** start **

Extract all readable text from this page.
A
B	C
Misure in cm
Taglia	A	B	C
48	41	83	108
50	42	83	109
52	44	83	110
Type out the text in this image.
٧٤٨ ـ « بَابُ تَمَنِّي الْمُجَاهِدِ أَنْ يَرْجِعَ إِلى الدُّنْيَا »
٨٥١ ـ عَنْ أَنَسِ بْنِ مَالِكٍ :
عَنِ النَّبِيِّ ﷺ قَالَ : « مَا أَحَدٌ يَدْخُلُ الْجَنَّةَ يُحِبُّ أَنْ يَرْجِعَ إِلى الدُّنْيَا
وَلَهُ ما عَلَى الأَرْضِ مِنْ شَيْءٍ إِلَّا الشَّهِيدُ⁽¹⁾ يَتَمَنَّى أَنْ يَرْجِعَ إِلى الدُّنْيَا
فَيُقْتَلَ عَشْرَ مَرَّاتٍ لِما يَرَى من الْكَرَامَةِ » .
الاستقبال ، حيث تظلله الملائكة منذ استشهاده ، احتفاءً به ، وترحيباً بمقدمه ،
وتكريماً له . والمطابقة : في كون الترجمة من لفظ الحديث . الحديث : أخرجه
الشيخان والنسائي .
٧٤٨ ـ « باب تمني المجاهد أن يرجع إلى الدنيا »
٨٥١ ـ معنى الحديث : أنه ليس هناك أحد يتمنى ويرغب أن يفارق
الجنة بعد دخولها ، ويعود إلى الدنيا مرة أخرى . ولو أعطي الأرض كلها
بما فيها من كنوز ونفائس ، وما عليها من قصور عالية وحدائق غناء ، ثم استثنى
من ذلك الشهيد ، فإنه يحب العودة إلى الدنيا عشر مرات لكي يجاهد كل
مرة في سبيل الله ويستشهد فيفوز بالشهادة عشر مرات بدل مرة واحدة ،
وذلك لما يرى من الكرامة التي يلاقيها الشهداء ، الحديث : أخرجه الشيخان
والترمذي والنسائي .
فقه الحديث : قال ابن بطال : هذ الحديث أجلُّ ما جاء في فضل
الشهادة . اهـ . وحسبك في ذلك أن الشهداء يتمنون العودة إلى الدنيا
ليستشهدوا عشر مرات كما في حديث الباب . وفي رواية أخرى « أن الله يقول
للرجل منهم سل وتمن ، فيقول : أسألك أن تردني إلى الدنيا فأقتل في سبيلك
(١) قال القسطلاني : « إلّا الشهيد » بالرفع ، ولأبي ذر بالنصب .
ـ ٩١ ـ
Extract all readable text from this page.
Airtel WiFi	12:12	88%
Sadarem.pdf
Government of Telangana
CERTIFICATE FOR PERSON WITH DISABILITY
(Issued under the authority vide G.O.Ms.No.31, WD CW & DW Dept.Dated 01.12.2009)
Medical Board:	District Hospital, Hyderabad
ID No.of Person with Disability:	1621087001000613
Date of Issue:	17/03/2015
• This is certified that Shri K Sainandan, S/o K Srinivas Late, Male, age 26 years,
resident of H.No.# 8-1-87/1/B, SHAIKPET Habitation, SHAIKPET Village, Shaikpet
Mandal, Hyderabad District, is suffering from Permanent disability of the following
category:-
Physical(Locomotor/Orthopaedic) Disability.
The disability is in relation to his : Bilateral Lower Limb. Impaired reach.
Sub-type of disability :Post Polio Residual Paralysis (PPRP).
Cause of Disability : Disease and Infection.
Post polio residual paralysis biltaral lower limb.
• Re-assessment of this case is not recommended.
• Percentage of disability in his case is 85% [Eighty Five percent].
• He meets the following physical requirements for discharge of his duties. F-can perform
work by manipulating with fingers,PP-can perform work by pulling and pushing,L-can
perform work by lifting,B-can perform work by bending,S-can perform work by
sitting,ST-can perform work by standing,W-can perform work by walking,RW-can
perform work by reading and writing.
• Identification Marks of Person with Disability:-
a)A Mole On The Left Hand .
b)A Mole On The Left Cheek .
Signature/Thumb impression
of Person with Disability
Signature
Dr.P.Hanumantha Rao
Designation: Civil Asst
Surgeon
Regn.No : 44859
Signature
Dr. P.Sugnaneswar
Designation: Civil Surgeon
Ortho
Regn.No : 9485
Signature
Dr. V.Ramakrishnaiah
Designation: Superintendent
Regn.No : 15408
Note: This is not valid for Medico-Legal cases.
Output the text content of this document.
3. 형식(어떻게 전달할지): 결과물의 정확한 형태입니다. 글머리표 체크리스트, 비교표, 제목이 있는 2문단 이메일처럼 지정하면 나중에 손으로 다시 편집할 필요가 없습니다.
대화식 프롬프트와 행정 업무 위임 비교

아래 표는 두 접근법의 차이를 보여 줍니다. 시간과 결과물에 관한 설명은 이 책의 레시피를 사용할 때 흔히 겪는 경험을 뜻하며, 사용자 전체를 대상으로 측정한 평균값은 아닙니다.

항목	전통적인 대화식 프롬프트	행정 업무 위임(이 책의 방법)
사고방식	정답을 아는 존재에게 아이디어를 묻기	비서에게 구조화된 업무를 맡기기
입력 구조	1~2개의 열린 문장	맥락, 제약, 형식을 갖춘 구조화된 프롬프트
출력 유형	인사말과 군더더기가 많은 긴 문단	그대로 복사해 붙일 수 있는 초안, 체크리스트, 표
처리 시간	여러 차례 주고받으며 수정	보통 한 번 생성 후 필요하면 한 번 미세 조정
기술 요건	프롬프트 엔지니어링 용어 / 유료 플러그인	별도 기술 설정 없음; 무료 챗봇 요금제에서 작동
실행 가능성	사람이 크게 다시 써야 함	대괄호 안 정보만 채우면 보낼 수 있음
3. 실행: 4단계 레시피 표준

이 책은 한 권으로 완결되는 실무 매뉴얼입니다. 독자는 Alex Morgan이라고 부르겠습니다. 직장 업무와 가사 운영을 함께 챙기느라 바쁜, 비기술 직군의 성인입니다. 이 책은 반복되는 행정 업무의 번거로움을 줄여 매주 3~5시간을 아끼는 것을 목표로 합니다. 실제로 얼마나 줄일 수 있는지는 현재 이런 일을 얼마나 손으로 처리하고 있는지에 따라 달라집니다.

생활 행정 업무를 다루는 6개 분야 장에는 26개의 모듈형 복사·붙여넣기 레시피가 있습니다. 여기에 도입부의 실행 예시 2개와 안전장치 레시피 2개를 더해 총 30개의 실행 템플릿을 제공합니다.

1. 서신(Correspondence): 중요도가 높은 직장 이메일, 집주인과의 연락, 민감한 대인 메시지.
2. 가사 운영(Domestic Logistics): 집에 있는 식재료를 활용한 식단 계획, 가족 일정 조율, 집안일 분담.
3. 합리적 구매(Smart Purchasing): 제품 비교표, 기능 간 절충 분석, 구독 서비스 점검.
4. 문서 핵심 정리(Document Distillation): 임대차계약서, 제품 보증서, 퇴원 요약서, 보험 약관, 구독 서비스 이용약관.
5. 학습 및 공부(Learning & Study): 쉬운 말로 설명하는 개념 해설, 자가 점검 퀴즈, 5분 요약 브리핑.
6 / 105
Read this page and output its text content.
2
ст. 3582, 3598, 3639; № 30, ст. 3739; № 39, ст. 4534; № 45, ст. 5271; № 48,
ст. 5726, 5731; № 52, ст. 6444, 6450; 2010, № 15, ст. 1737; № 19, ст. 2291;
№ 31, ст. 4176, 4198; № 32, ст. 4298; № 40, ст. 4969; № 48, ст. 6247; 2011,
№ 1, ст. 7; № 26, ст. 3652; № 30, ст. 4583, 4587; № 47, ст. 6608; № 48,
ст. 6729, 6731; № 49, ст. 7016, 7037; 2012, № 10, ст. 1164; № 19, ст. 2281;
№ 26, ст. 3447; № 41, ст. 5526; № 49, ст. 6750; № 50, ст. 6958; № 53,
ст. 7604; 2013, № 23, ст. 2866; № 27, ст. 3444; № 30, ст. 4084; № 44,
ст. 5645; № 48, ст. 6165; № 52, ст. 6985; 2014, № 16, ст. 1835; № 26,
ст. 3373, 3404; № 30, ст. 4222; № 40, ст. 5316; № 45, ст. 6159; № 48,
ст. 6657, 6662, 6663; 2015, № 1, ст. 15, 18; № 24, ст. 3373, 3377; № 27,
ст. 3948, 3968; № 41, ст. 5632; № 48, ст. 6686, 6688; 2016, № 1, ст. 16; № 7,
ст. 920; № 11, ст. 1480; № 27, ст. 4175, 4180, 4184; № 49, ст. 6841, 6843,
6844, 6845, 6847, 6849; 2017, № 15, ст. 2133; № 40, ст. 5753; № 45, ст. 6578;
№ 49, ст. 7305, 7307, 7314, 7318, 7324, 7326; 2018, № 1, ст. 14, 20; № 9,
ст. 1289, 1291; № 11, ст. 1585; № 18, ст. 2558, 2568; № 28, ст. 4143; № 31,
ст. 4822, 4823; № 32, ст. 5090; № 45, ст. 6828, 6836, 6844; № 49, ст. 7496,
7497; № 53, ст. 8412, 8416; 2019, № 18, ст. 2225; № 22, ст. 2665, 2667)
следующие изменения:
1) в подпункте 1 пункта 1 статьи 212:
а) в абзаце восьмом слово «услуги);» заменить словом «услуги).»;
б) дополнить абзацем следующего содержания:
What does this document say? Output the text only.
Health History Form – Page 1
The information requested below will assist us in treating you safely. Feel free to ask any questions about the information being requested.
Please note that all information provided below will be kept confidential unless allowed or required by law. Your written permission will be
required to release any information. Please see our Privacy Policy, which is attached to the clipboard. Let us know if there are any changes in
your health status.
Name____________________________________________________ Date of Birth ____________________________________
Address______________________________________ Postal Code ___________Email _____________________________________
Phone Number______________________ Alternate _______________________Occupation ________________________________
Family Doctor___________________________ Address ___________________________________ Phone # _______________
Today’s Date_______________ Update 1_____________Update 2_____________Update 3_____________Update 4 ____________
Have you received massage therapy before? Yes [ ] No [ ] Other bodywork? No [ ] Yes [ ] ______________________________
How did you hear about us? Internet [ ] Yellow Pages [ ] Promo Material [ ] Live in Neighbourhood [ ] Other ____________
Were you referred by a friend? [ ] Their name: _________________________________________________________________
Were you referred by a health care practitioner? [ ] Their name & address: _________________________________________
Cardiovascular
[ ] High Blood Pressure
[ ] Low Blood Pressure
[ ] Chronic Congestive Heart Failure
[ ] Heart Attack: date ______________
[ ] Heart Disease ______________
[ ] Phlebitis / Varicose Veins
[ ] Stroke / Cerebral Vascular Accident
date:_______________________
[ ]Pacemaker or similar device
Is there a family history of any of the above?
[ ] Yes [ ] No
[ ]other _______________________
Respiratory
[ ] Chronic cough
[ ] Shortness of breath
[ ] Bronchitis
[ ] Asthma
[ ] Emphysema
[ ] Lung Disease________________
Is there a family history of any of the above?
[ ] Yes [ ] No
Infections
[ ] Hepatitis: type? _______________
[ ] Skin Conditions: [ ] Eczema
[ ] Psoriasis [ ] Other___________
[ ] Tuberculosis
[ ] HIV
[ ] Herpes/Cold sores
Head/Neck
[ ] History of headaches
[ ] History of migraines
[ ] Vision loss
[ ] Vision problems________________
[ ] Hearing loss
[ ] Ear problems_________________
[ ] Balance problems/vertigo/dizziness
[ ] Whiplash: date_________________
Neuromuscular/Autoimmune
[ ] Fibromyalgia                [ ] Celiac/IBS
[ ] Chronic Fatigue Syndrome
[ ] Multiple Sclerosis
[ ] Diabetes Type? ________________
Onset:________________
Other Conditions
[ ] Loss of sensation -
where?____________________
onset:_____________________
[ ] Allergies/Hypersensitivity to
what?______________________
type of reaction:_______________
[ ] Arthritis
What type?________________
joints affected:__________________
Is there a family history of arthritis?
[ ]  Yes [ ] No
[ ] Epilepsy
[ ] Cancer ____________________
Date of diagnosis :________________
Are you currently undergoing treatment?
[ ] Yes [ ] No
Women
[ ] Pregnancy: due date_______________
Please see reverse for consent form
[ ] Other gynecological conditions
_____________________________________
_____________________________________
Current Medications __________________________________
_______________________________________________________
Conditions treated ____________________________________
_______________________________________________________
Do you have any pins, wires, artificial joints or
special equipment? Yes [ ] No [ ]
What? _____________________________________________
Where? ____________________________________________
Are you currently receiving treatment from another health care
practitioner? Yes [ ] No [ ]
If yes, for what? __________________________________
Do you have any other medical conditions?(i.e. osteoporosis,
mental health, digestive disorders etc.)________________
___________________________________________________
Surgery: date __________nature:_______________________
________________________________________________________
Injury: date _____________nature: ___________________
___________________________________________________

** end **

* [Objective] Identify each line of the material where the word "Left" shows up, and copy it.

* [Expected output]
a)A Mole On The Left Hand .
b)A Mole On The Left Cheek .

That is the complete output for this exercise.